__Given exercise__: Your task is to transcribe all of the records exactly and leave out the pictures.

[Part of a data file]
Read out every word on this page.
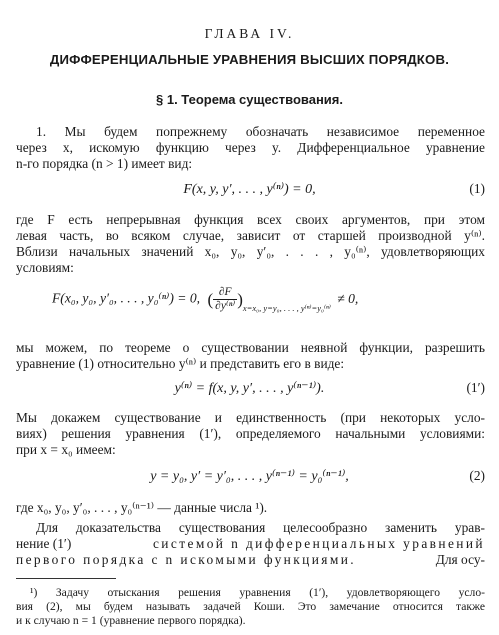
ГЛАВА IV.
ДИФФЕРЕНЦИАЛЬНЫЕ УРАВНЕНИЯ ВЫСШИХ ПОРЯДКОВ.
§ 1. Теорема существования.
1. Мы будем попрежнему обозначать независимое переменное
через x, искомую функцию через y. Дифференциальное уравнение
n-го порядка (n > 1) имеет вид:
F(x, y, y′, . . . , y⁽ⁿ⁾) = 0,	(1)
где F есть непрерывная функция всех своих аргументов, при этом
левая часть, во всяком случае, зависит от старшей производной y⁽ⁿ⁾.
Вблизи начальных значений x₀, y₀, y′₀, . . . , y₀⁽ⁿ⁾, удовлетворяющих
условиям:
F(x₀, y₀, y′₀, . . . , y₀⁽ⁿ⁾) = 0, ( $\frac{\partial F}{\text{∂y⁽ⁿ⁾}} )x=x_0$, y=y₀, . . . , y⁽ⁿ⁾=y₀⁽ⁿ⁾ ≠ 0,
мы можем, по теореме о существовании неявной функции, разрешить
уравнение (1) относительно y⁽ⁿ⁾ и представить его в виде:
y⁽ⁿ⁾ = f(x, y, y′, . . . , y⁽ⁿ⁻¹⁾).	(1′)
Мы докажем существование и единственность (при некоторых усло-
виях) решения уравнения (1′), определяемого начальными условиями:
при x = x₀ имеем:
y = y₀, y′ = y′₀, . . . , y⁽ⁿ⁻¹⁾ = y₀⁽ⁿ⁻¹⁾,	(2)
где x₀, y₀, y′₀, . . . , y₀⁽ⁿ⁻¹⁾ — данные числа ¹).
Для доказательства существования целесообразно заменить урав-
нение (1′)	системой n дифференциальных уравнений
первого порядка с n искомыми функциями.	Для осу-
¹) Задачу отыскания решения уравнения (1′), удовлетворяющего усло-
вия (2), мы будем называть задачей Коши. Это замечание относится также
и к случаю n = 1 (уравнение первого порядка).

__Written solution__:
Read out every word on this page.
ГЛАВА IV.
ДИФФЕРЕНЦИАЛЬНЫЕ УРАВНЕНИЯ ВЫСШИХ ПОРЯДКОВ.
§ 1. Теорема существования.
1. Мы будем попрежнему обозначать независимое переменное
через x, искомую функцию через y. Дифференциальное уравнение
n-го порядка (n > 1) имеет вид:
F(x, y, y′, . . . , y⁽ⁿ⁾) = 0,	(1)
где F есть непрерывная функция всех своих аргументов, при этом
левая часть, во всяком случае, зависит от старшей производной y⁽ⁿ⁾.
Вблизи начальных значений x₀, y₀, y′₀, . . . , y₀⁽ⁿ⁾, удовлетворяющих
условиям:
F(x₀, y₀, y′₀, . . . , y₀⁽ⁿ⁾) = 0, ( $\frac{\partial F}{\text{∂y⁽ⁿ⁾}} )x=x_0$, y=y₀, . . . , y⁽ⁿ⁾=y₀⁽ⁿ⁾ ≠ 0,
мы можем, по теореме о существовании неявной функции, разрешить
уравнение (1) относительно y⁽ⁿ⁾ и представить его в виде:
y⁽ⁿ⁾ = f(x, y, y′, . . . , y⁽ⁿ⁻¹⁾).	(1′)
Мы докажем существование и единственность (при некоторых усло-
виях) решения уравнения (1′), определяемого начальными условиями:
при x = x₀ имеем:
y = y₀, y′ = y′₀, . . . , y⁽ⁿ⁻¹⁾ = y₀⁽ⁿ⁻¹⁾,	(2)
где x₀, y₀, y′₀, . . . , y₀⁽ⁿ⁻¹⁾ — данные числа ¹).
Для доказательства существования целесообразно заменить урав-
нение (1′)	системой n дифференциальных уравнений
первого порядка с n искомыми функциями.	Для осу-
¹) Задачу отыскания решения уравнения (1′), удовлетворяющего усло-
вия (2), мы будем называть задачей Коши. Это замечание относится также
и к случаю n = 1 (уравнение первого порядка).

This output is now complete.